DMA is not working on STM32H7 devices

The problem is related to two things: memory layout on STM32H7 and internal data cache (D-Cache) of the Cortex-M7 core. 

In summary these can be the possible issues:

• Memory placed in DTCM RAM for D1/D2 peripherals. Unfortunately, this memory is used as default in some projects including examples.
• Memory not placed in D3 SRAM4 for D3 peripherals.
• D-Cache enabled for DMA buffers, different content in cache and in SRAM memory.
• Starting the DMA just after writing the data to TX buffer, without placing __DSB() instruction between.

For Ethernet related problems, please see separate FAQ: FAQ: Ethernet not working on STM32H7x3 

1. Explanation: memory layout

The STM32H7 device consists of three bus matrix domains (D1, D2 and D3) as seen on the picture below. The D1 and D2 are connected through bus bridges, both can also access data in D3 domain. However, there is no connection from D3 domain to D1 or D2 domain. In some devices (STM32H7A3/7B3 and STM32H7B0), we can find only two domains, where D1 and D2 domains are merged into one domain which is the CD Domain, and D3 is nominated as SRD Domain.

The DMA1 and DMA2 controllers are located in D2 domain and can access almost all memories, with the exception of ITCM and DTCM RAM (located at 0x20000000). These controllers are used in most cases.

The BDMA controller is located in the D3 domain and can access only SRAM4 and backup SRAM in the D3 domain.

The MDMA controller is located in D1 domain and can access all memories, including ITCM and DTCM. This controller is primarily used for handling D1 peripherals and memory-to-memory transfers.

From performance perspective, it is better to place DMA buffers inside the D2 domain (SRAM1, SRAM2 and SRAM3), since the D2-to-D1 bridge can introduce additional delay.

### Exercise goal
Transcribe the full page on DMA not working on STM32H7 devices, word for word. The data that follow come from a separate source.

(Element-and-box listings)

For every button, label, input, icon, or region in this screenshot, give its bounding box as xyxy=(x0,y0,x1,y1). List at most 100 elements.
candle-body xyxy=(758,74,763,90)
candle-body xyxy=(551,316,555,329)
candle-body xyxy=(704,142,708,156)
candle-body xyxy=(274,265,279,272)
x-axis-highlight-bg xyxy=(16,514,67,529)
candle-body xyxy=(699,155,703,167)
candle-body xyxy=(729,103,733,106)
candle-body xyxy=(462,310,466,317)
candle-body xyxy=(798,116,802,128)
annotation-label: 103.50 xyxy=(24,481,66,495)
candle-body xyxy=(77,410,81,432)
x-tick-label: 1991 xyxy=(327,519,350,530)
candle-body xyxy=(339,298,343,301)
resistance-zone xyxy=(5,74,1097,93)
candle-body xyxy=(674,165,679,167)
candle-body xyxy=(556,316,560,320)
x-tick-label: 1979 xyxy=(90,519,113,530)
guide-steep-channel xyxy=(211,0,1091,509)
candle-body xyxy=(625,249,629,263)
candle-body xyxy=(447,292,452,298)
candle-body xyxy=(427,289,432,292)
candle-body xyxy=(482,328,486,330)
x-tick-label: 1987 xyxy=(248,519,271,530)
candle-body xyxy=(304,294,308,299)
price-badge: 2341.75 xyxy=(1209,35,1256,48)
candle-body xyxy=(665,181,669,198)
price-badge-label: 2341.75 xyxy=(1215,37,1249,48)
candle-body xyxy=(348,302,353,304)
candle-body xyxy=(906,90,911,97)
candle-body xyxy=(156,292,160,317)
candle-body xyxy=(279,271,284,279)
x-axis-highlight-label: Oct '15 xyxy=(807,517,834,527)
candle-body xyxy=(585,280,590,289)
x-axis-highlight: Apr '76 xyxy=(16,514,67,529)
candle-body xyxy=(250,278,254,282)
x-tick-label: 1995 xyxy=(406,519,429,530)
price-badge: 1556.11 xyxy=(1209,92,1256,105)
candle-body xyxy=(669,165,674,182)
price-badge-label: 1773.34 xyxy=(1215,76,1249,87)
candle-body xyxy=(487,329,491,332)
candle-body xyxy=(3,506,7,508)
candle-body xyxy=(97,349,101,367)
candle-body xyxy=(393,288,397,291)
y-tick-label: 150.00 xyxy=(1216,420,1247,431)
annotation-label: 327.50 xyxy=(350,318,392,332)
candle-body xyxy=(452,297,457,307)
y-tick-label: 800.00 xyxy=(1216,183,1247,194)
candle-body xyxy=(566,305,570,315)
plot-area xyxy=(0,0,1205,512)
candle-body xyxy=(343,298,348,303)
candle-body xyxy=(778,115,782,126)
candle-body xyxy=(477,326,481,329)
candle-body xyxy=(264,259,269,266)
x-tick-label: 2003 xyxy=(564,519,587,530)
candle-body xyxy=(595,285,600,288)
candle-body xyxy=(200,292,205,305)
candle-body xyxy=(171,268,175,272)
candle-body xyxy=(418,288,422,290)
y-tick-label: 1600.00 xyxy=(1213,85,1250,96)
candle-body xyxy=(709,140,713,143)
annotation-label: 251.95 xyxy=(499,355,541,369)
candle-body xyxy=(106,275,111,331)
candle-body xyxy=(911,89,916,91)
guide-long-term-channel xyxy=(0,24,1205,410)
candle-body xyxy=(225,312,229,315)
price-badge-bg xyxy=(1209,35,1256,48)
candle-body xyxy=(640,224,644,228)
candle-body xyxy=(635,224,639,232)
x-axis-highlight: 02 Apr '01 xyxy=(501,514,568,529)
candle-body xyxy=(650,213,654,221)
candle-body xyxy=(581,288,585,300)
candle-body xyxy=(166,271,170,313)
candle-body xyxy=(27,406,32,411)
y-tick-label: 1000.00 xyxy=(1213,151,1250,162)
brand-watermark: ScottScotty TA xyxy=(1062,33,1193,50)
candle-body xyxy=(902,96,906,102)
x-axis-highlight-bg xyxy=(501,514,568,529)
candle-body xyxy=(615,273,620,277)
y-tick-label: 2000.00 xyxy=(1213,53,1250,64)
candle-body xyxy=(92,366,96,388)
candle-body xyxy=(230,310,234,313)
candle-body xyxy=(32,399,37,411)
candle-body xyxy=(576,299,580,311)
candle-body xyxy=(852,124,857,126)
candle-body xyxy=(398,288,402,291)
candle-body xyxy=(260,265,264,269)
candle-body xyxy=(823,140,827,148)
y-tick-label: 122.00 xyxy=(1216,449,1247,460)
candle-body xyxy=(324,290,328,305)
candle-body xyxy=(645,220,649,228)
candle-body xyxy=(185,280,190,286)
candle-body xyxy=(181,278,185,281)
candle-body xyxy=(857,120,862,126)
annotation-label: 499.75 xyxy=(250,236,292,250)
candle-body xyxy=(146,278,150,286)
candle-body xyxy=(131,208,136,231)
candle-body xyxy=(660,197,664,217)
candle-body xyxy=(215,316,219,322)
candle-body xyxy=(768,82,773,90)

### Exercise output
DMA is not working on STM32H7 devices

The problem is related to two things: memory layout on STM32H7 and internal data cache (D-Cache) of the Cortex-M7 core. 

In summary these can be the possible issues:

• Memory placed in DTCM RAM for D1/D2 peripherals. Unfortunately, this memory is used as default in some projects including examples.
• Memory not placed in D3 SRAM4 for D3 peripherals.
• D-Cache enabled for DMA buffers, different content in cache and in SRAM memory.
• Starting the DMA just after writing the data to TX buffer, without placing __DSB() instruction between.

For Ethernet related problems, please see separate FAQ: FAQ: Ethernet not working on STM32H7x3 

1. Explanation: memory layout

The STM32H7 device consists of three bus matrix domains (D1, D2 and D3) as seen on the picture below. The D1 and D2 are connected through bus bridges, both can also access data in D3 domain. However, there is no connection from D3 domain to D1 or D2 domain. In some devices (STM32H7A3/7B3 and STM32H7B0), we can find only two domains, where D1 and D2 domains are merged into one domain which is the CD Domain, and D3 is nominated as SRD Domain.

The DMA1 and DMA2 controllers are located in D2 domain and can access almost all memories, with the exception of ITCM and DTCM RAM (located at 0x20000000). These controllers are used in most cases.

The BDMA controller is located in the D3 domain and can access only SRAM4 and backup SRAM in the D3 domain.

The MDMA controller is located in D1 domain and can access all memories, including ITCM and DTCM. This controller is primarily used for handling D1 peripherals and memory-to-memory transfers.

From performance perspective, it is better to place DMA buffers inside the D2 domain (SRAM1, SRAM2 and SRAM3), since the D2-to-D1 bridge can introduce additional delay.